* START Dataset rows *

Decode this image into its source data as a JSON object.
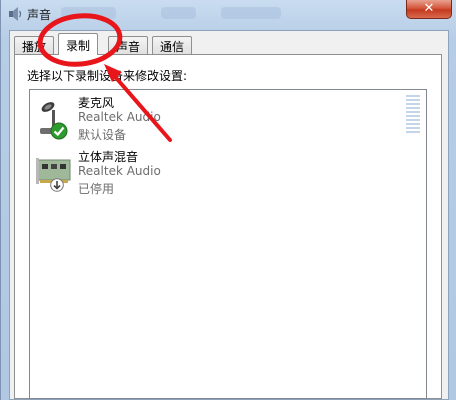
{
  "window": {
    "title": "声音",
    "title_icon": "speaker-icon",
    "close_label": "✕"
  },
  "tabs": [
    {
      "label": "播放",
      "active": false
    },
    {
      "label": "录制",
      "active": true
    },
    {
      "label": "声音",
      "active": false
    },
    {
      "label": "通信",
      "active": false
    }
  ],
  "panel": {
    "instruction": "选择以下录制设备来修改设置:"
  },
  "devices": [
    {
      "name": "麦克风",
      "driver": "Realtek Audio",
      "status": "默认设备",
      "icon": "microphone-icon",
      "badge": "default-check-icon"
    },
    {
      "name": "立体声混音",
      "driver": "Realtek Audio",
      "status": "已停用",
      "icon": "sound-card-icon",
      "badge": "disabled-arrow-icon"
    }
  ],
  "colors": {
    "annotation_red": "#e8161b",
    "close_red": "#c43a1f",
    "check_green": "#2e9b2e"
  }
}
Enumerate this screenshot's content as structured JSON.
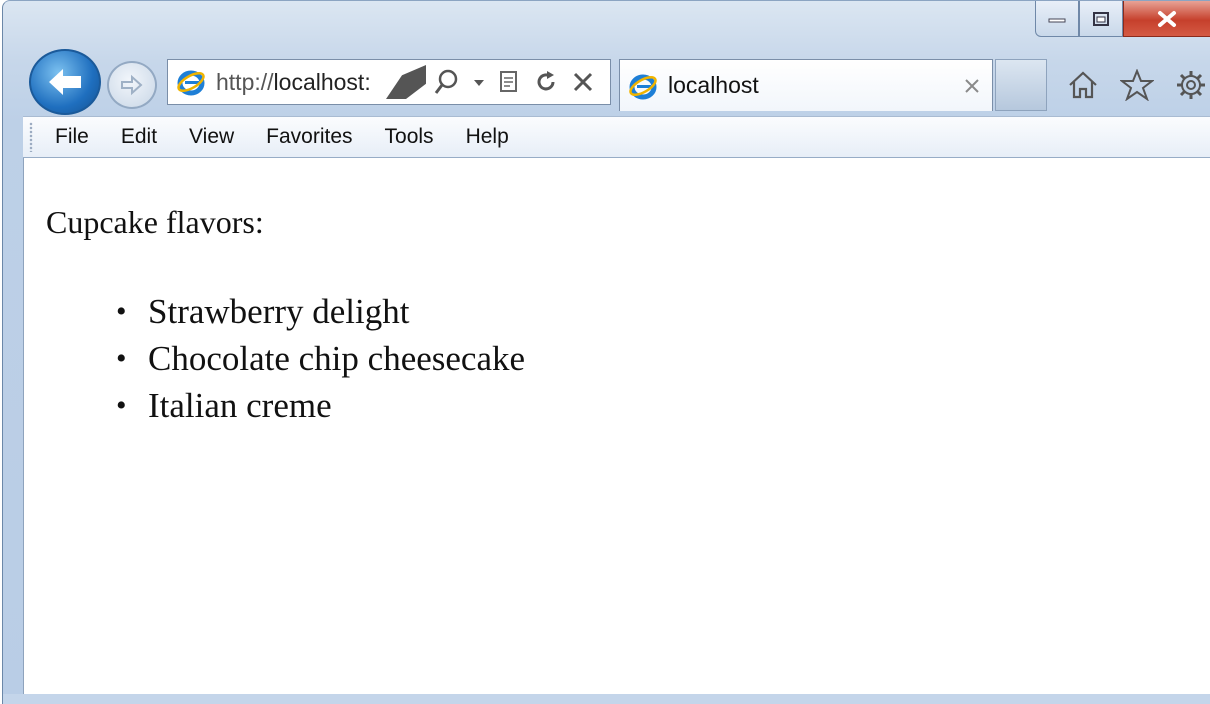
{
  "browser": {
    "address_url_prefix": "http://",
    "address_url_host": "localhost:",
    "tab_title": "localhost",
    "menu": [
      "File",
      "Edit",
      "View",
      "Favorites",
      "Tools",
      "Help"
    ],
    "icons": {
      "back": "back-arrow-icon",
      "forward": "forward-arrow-icon",
      "search": "search-icon",
      "compat": "compatibility-view-icon",
      "refresh": "refresh-icon",
      "stop": "stop-icon",
      "home": "home-icon",
      "favorites": "star-icon",
      "tools": "gear-icon"
    },
    "colors": {
      "accent": "#1f6fbf",
      "close_button": "#c6402c"
    }
  },
  "page": {
    "heading": "Cupcake flavors:",
    "flavors": [
      "Strawberry delight",
      "Chocolate chip cheesecake",
      "Italian creme"
    ]
  }
}
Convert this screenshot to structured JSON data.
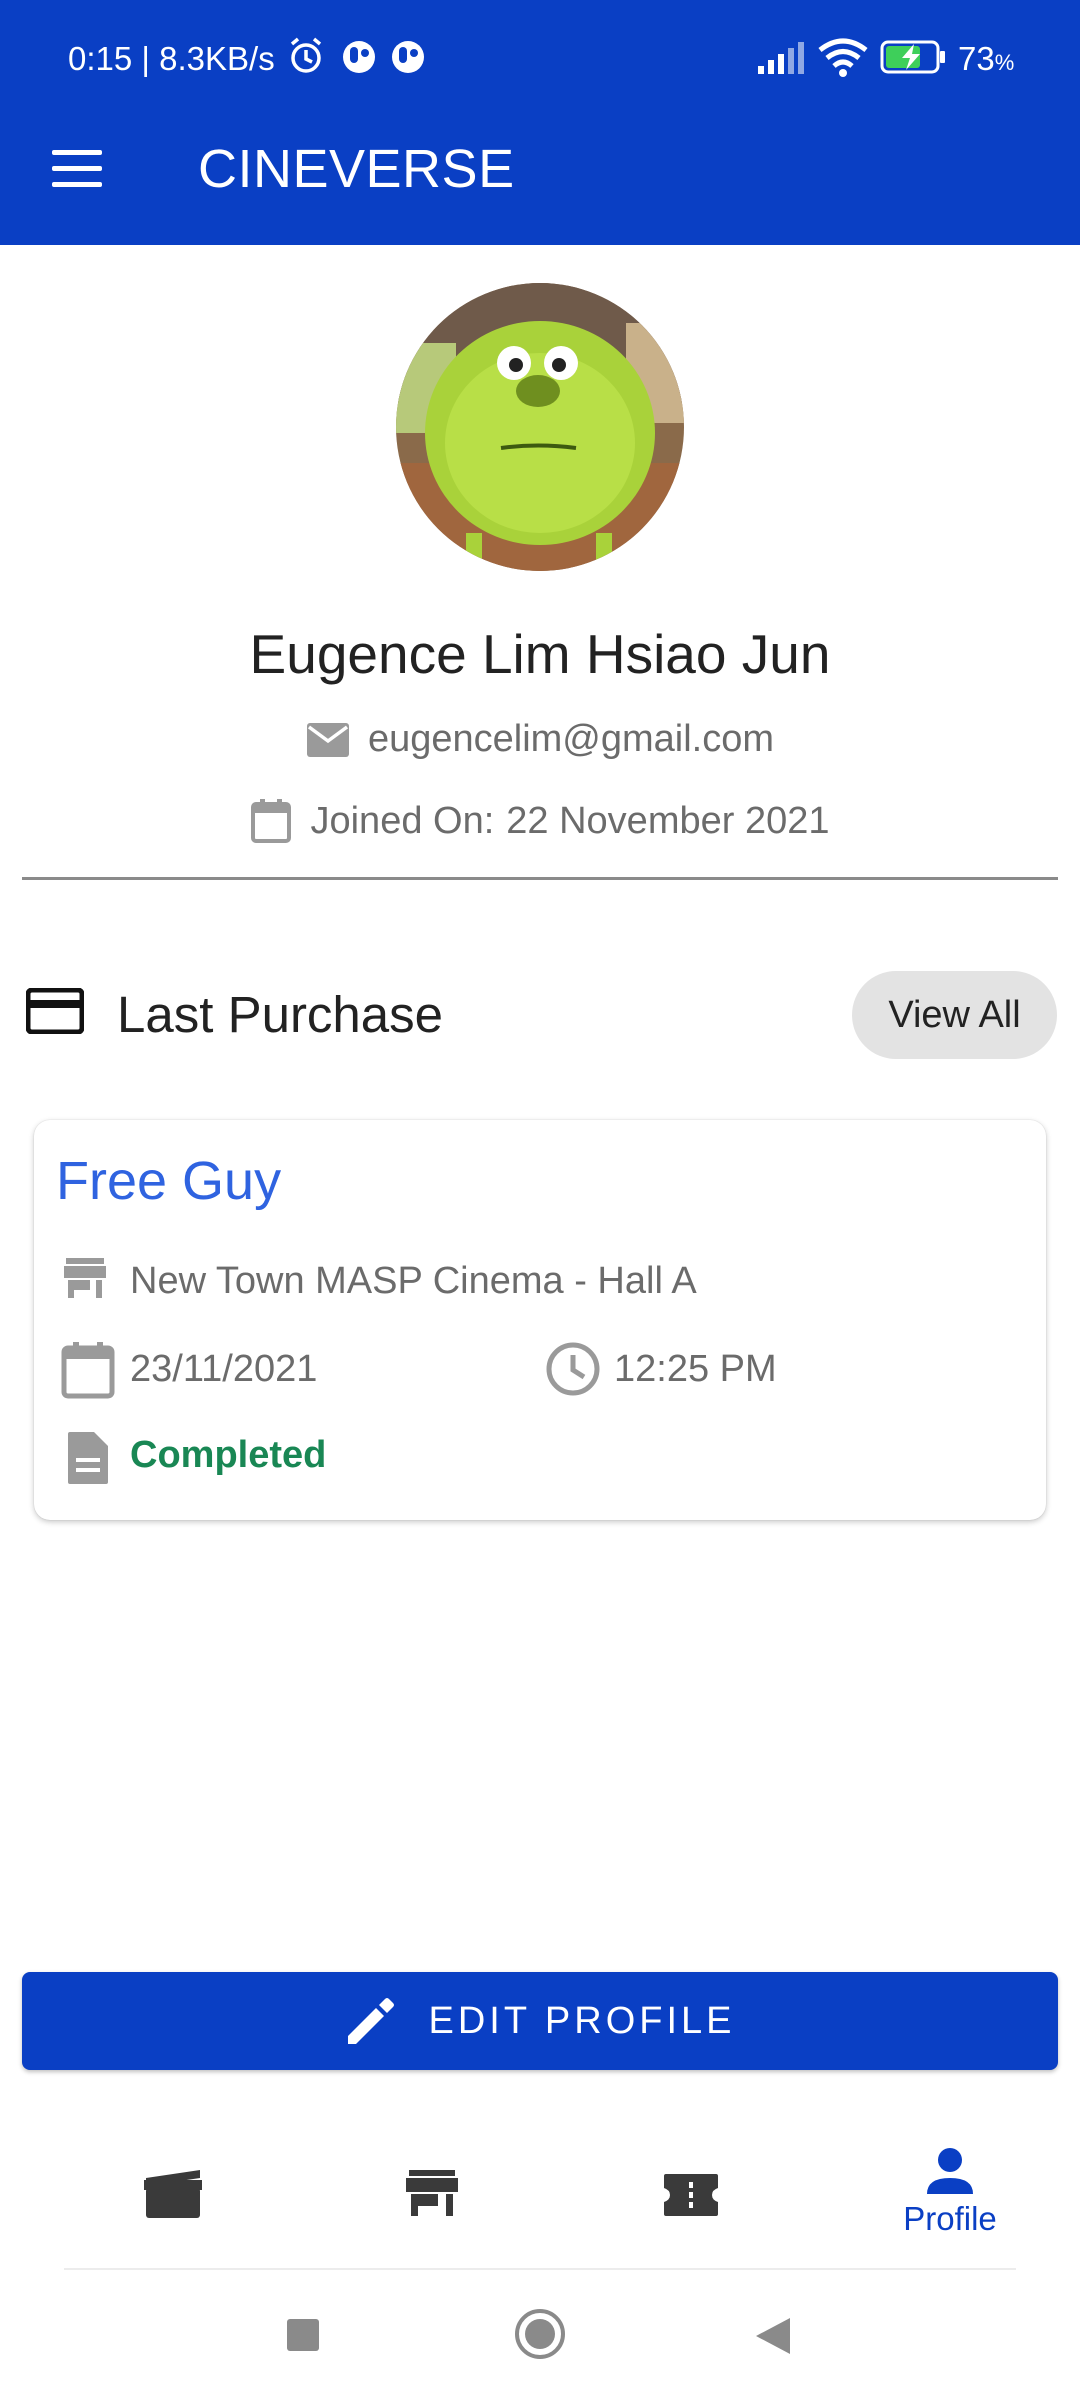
{
  "status_bar": {
    "time_speed": "0:15 | 8.3KB/s",
    "battery": "73",
    "battery_unit": "%"
  },
  "app_bar": {
    "title": "CINEVERSE",
    "menu_icon": "hamburger-menu-icon"
  },
  "profile": {
    "name": "Eugence Lim Hsiao Jun",
    "email": "eugencelim@gmail.com",
    "joined_label": "Joined On:",
    "joined_date": "22 November 2021"
  },
  "last_purchase": {
    "title": "Last Purchase",
    "view_all_label": "View All",
    "movie": "Free Guy",
    "cinema": "New Town MASP Cinema - Hall A",
    "date": "23/11/2021",
    "time": "12:25 PM",
    "status": "Completed"
  },
  "edit_profile_label": "EDIT PROFILE",
  "bottom_nav": {
    "items": [
      {
        "icon": "movie-clapper-icon",
        "label": ""
      },
      {
        "icon": "store-icon",
        "label": ""
      },
      {
        "icon": "ticket-icon",
        "label": ""
      },
      {
        "icon": "person-icon",
        "label": "Profile"
      }
    ]
  },
  "colors": {
    "primary": "#0a3fc4",
    "movie_title": "#2f63e0",
    "completed": "#198754"
  }
}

* END Dataset rows *

• Exercise brief:
Copy all the entries word for word. Omit any pictures.

• Answer to the task:
Decode this image into its source data as a JSON object.
{
  "window": {
    "title": "声音",
    "title_icon": "speaker-icon",
    "close_label": "✕"
  },
  "tabs": [
    {
      "label": "播放",
      "active": false
    },
    {
      "label": "录制",
      "active": true
    },
    {
      "label": "声音",
      "active": false
    },
    {
      "label": "通信",
      "active": false
    }
  ],
  "panel": {
    "instruction": "选择以下录制设备来修改设置:"
  },
  "devices": [
    {
      "name": "麦克风",
      "driver": "Realtek Audio",
      "status": "默认设备",
      "icon": "microphone-icon",
      "badge": "default-check-icon"
    },
    {
      "name": "立体声混音",
      "driver": "Realtek Audio",
      "status": "已停用",
      "icon": "sound-card-icon",
      "badge": "disabled-arrow-icon"
    }
  ],
  "colors": {
    "annotation_red": "#e8161b",
    "close_red": "#c43a1f",
    "check_green": "#2e9b2e"
  }
}
Enumerate this screenshot's content as structured JSON.
{
  "browser": {
    "address_url_prefix": "http://",
    "address_url_host": "localhost:",
    "tab_title": "localhost",
    "menu": [
      "File",
      "Edit",
      "View",
      "Favorites",
      "Tools",
      "Help"
    ],
    "icons": {
      "back": "back-arrow-icon",
      "forward": "forward-arrow-icon",
      "search": "search-icon",
      "compat": "compatibility-view-icon",
      "refresh": "refresh-icon",
      "stop": "stop-icon",
      "home": "home-icon",
      "favorites": "star-icon",
      "tools": "gear-icon"
    },
    "colors": {
      "accent": "#1f6fbf",
      "close_button": "#c6402c"
    }
  },
  "page": {
    "heading": "Cupcake flavors:",
    "flavors": [
      "Strawberry delight",
      "Chocolate chip cheesecake",
      "Italian creme"
    ]
  }
}
Convert this screenshot to structured JSON data.
{
  "status_bar": {
    "time_speed": "0:15 | 8.3KB/s",
    "battery": "73",
    "battery_unit": "%"
  },
  "app_bar": {
    "title": "CINEVERSE",
    "menu_icon": "hamburger-menu-icon"
  },
  "profile": {
    "name": "Eugence Lim Hsiao Jun",
    "email": "eugencelim@gmail.com",
    "joined_label": "Joined On:",
    "joined_date": "22 November 2021"
  },
  "last_purchase": {
    "title": "Last Purchase",
    "view_all_label": "View All",
    "movie": "Free Guy",
    "cinema": "New Town MASP Cinema - Hall A",
    "date": "23/11/2021",
    "time": "12:25 PM",
    "status": "Completed"
  },
  "edit_profile_label": "EDIT PROFILE",
  "bottom_nav": {
    "items": [
      {
        "icon": "movie-clapper-icon",
        "label": ""
      },
      {
        "icon": "store-icon",
        "label": ""
      },
      {
        "icon": "ticket-icon",
        "label": ""
      },
      {
        "icon": "person-icon",
        "label": "Profile"
      }
    ]
  },
  "colors": {
    "primary": "#0a3fc4",
    "movie_title": "#2f63e0",
    "completed": "#198754"
  }
}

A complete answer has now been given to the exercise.